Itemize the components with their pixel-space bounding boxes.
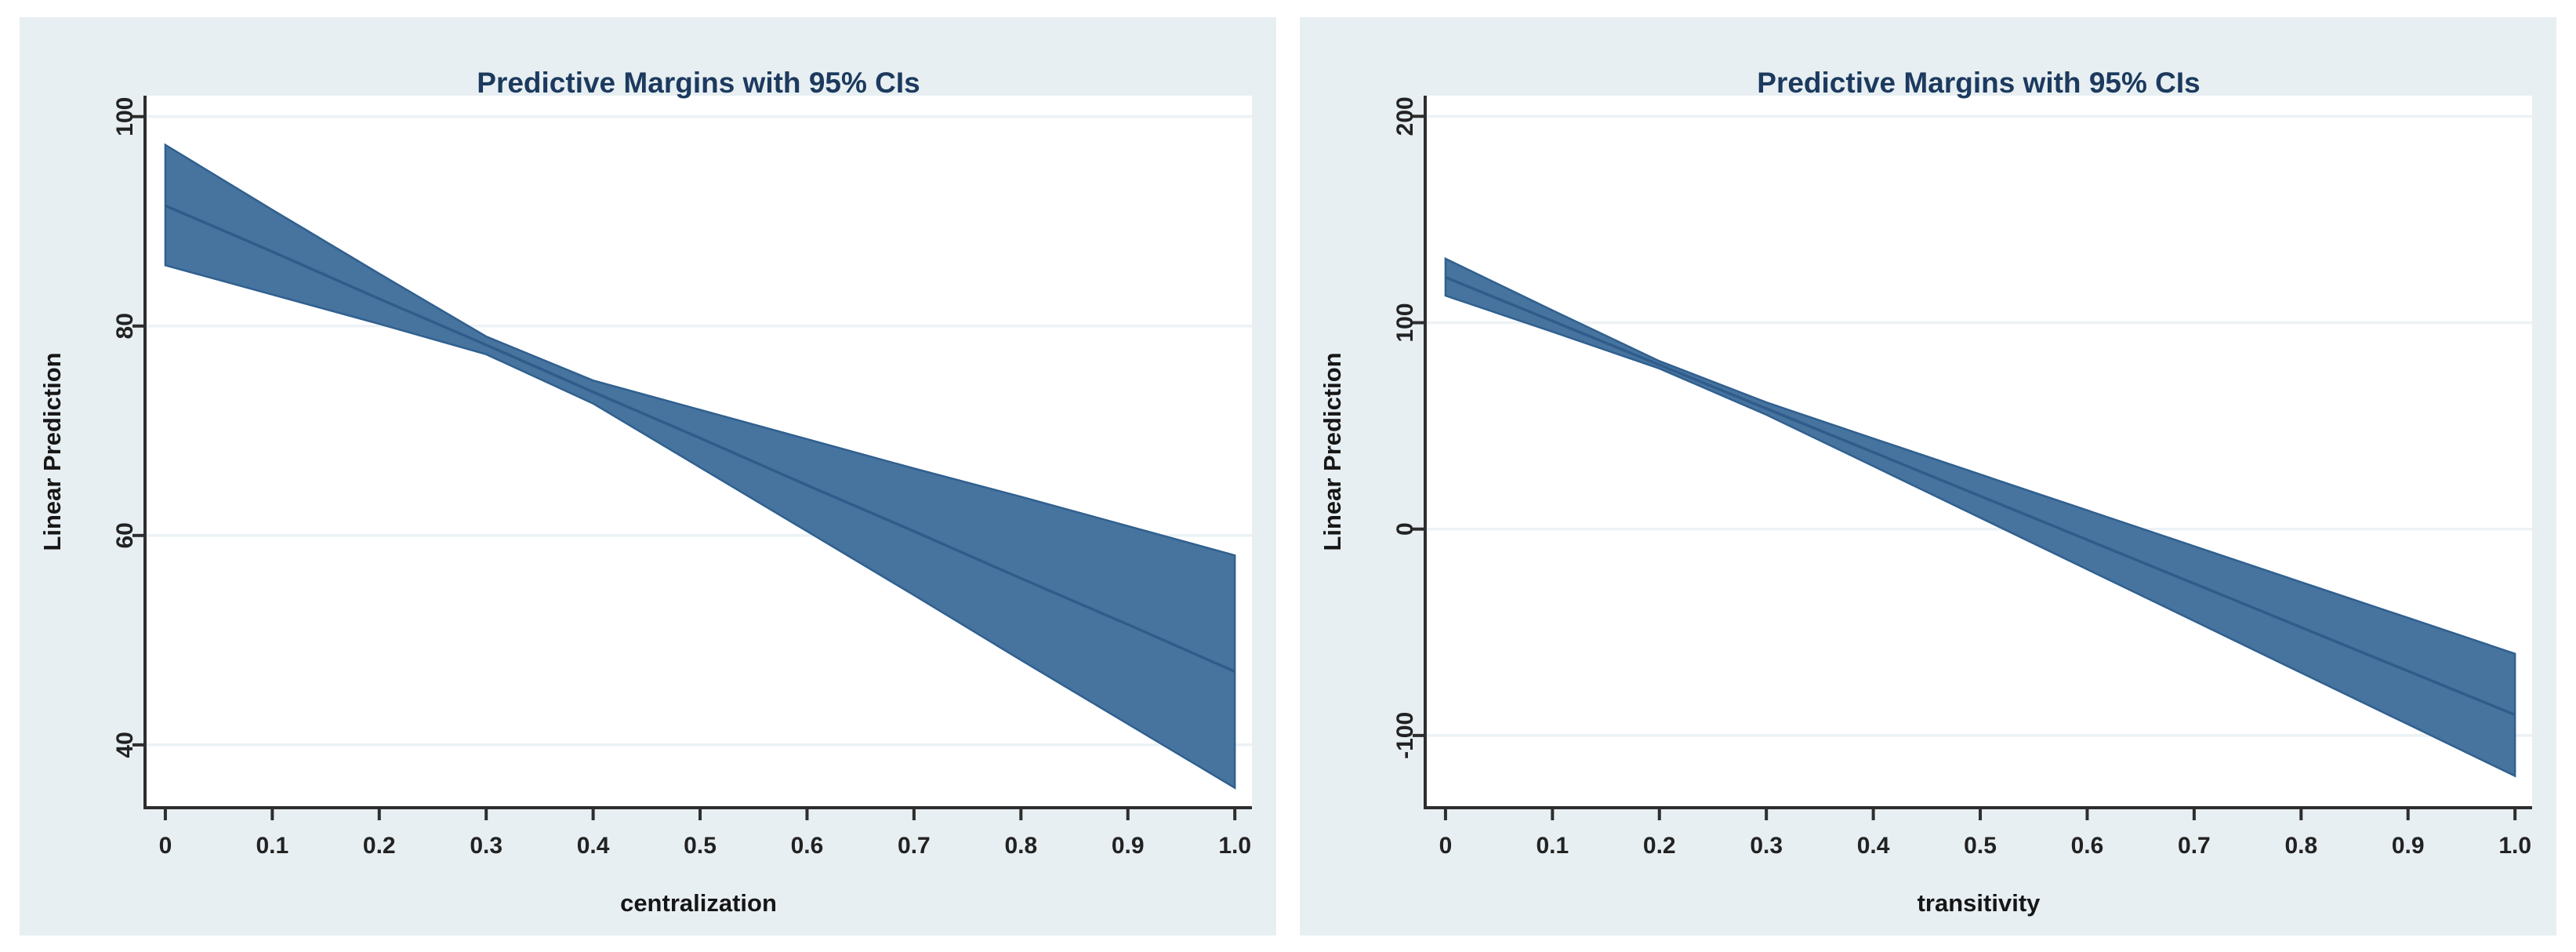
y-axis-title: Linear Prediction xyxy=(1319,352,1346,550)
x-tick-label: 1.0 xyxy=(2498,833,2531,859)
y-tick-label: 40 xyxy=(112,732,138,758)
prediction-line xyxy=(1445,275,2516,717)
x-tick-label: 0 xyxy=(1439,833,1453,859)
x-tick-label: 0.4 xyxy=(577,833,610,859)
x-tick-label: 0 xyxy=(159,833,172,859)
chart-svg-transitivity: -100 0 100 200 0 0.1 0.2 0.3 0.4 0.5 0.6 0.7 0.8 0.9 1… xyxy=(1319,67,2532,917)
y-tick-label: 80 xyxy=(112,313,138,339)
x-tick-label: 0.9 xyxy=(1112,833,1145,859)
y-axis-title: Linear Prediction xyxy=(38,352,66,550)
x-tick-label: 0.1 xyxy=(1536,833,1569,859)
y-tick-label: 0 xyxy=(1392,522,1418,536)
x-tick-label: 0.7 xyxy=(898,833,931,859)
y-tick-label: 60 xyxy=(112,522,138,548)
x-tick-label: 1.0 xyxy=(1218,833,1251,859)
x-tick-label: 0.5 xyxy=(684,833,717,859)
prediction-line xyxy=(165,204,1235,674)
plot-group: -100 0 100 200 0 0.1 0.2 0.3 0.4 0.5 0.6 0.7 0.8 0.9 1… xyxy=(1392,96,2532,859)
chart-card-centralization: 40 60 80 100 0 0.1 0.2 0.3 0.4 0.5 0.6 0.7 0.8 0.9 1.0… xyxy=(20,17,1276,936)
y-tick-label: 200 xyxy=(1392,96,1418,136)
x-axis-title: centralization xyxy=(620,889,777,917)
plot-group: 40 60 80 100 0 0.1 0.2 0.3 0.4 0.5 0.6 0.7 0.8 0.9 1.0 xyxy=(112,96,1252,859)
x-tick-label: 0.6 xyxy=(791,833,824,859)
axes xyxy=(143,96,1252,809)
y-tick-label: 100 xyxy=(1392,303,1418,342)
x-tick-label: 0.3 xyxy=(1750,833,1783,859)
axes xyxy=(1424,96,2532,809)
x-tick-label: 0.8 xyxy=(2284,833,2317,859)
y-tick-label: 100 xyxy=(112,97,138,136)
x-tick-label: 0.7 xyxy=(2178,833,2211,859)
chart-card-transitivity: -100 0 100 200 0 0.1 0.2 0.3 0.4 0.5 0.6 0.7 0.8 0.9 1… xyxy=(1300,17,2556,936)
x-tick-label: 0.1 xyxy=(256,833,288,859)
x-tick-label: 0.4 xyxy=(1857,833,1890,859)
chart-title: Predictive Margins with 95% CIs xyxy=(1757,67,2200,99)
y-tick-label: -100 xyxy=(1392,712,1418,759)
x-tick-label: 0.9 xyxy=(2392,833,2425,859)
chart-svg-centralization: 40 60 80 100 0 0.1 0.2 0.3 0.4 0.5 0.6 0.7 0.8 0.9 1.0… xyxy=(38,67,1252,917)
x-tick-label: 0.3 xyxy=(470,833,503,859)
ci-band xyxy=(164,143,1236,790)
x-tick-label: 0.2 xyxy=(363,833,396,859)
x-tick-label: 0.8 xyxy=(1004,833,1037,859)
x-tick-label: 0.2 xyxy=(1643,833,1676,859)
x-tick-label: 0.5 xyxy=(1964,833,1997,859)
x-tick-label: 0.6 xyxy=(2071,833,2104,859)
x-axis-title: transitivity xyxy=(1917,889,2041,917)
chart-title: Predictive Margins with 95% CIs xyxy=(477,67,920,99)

════════

## Exercise instructions
Rewrite every row above, swapping "Linear Prediction" for "Predicted Value" wherever it occurs and keeping everything else unchanged. Leave the pictures out of your answer.

## Output for this task
Itemize the components with their pixel-space bounding boxes.
y-axis-title: Predicted Value xyxy=(1319,352,1346,550)
x-tick-label: 1.0 xyxy=(2498,833,2531,859)
y-tick-label: 40 xyxy=(112,732,138,758)
prediction-line xyxy=(1445,275,2516,717)
x-tick-label: 0 xyxy=(1439,833,1453,859)
x-tick-label: 0.4 xyxy=(577,833,610,859)
x-tick-label: 0 xyxy=(159,833,172,859)
chart-svg-transitivity: -100 0 100 200 0 0.1 0.2 0.3 0.4 0.5 0.6 0.7 0.8 0.9 1… xyxy=(1319,67,2532,917)
y-tick-label: 80 xyxy=(112,313,138,339)
x-tick-label: 0.9 xyxy=(1112,833,1145,859)
y-axis-title: Predicted Value xyxy=(38,352,66,550)
x-tick-label: 0.1 xyxy=(1536,833,1569,859)
y-tick-label: 0 xyxy=(1392,522,1418,536)
x-tick-label: 0.7 xyxy=(898,833,931,859)
y-tick-label: 60 xyxy=(112,522,138,548)
x-tick-label: 1.0 xyxy=(1218,833,1251,859)
x-tick-label: 0.5 xyxy=(684,833,717,859)
prediction-line xyxy=(165,204,1235,674)
plot-group: -100 0 100 200 0 0.1 0.2 0.3 0.4 0.5 0.6 0.7 0.8 0.9 1… xyxy=(1392,96,2532,859)
chart-card-centralization: 40 60 80 100 0 0.1 0.2 0.3 0.4 0.5 0.6 0.7 0.8 0.9 1.0… xyxy=(20,17,1276,936)
y-tick-label: 200 xyxy=(1392,96,1418,136)
x-axis-title: centralization xyxy=(620,889,777,917)
plot-group: 40 60 80 100 0 0.1 0.2 0.3 0.4 0.5 0.6 0.7 0.8 0.9 1.0 xyxy=(112,96,1252,859)
x-tick-label: 0.6 xyxy=(791,833,824,859)
axes xyxy=(143,96,1252,809)
y-tick-label: 100 xyxy=(1392,303,1418,342)
x-tick-label: 0.3 xyxy=(1750,833,1783,859)
axes xyxy=(1424,96,2532,809)
x-tick-label: 0.8 xyxy=(2284,833,2317,859)
y-tick-label: 100 xyxy=(112,97,138,136)
x-tick-label: 0.7 xyxy=(2178,833,2211,859)
chart-card-transitivity: -100 0 100 200 0 0.1 0.2 0.3 0.4 0.5 0.6 0.7 0.8 0.9 1… xyxy=(1300,17,2556,936)
x-tick-label: 0.1 xyxy=(256,833,288,859)
x-tick-label: 0.4 xyxy=(1857,833,1890,859)
chart-title: Predictive Margins with 95% CIs xyxy=(1757,67,2200,99)
y-tick-label: -100 xyxy=(1392,712,1418,759)
x-tick-label: 0.9 xyxy=(2392,833,2425,859)
chart-svg-centralization: 40 60 80 100 0 0.1 0.2 0.3 0.4 0.5 0.6 0.7 0.8 0.9 1.0… xyxy=(38,67,1252,917)
x-tick-label: 0.3 xyxy=(470,833,503,859)
ci-band xyxy=(164,143,1236,790)
x-tick-label: 0.2 xyxy=(363,833,396,859)
x-tick-label: 0.8 xyxy=(1004,833,1037,859)
x-tick-label: 0.2 xyxy=(1643,833,1676,859)
x-tick-label: 0.5 xyxy=(1964,833,1997,859)
x-tick-label: 0.6 xyxy=(2071,833,2104,859)
x-axis-title: transitivity xyxy=(1917,889,2041,917)
chart-title: Predictive Margins with 95% CIs xyxy=(477,67,920,99)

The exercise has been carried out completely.